Exercise task: Please reproduce every record, keeping each one exactly as written.

Input material:
-------------------------
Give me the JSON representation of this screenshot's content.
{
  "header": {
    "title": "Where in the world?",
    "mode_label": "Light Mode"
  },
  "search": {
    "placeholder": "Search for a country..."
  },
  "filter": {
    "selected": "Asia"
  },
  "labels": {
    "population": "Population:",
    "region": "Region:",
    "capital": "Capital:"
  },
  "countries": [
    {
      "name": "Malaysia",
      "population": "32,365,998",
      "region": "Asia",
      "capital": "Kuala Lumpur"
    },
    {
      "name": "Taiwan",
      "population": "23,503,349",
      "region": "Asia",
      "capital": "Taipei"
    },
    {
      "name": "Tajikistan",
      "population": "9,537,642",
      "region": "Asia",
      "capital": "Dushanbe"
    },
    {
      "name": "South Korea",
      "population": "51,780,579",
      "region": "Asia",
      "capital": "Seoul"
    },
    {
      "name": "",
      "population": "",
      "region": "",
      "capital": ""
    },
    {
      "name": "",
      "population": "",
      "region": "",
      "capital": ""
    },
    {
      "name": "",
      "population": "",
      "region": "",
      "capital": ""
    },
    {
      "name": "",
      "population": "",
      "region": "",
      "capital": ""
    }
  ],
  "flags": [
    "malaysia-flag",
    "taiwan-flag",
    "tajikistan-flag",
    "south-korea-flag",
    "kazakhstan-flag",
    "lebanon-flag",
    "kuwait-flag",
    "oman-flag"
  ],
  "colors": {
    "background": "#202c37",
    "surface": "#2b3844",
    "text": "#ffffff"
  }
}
-------------------------
Written solution:
Give me the JSON representation of this screenshot's content.
{
  "header": {
    "title": "Where in the world?",
    "mode_label": "Light Mode"
  },
  "search": {
    "placeholder": "Search for a country..."
  },
  "filter": {
    "selected": "Asia"
  },
  "labels": {
    "population": "Population:",
    "region": "Region:",
    "capital": "Capital:"
  },
  "countries": [
    {
      "name": "Malaysia",
      "population": "32,365,998",
      "region": "Asia",
      "capital": "Kuala Lumpur"
    },
    {
      "name": "Taiwan",
      "population": "23,503,349",
      "region": "Asia",
      "capital": "Taipei"
    },
    {
      "name": "Tajikistan",
      "population": "9,537,642",
      "region": "Asia",
      "capital": "Dushanbe"
    },
    {
      "name": "South Korea",
      "population": "51,780,579",
      "region": "Asia",
      "capital": "Seoul"
    },
    {
      "name": "",
      "population": "",
      "region": "",
      "capital": ""
    },
    {
      "name": "",
      "population": "",
      "region": "",
      "capital": ""
    },
    {
      "name": "",
      "population": "",
      "region": "",
      "capital": ""
    },
    {
      "name": "",
      "population": "",
      "region": "",
      "capital": ""
    }
  ],
  "flags": [
    "malaysia-flag",
    "taiwan-flag",
    "tajikistan-flag",
    "south-korea-flag",
    "kazakhstan-flag",
    "lebanon-flag",
    "kuwait-flag",
    "oman-flag"
  ],
  "colors": {
    "background": "#202c37",
    "surface": "#2b3844",
    "text": "#ffffff"
  }
}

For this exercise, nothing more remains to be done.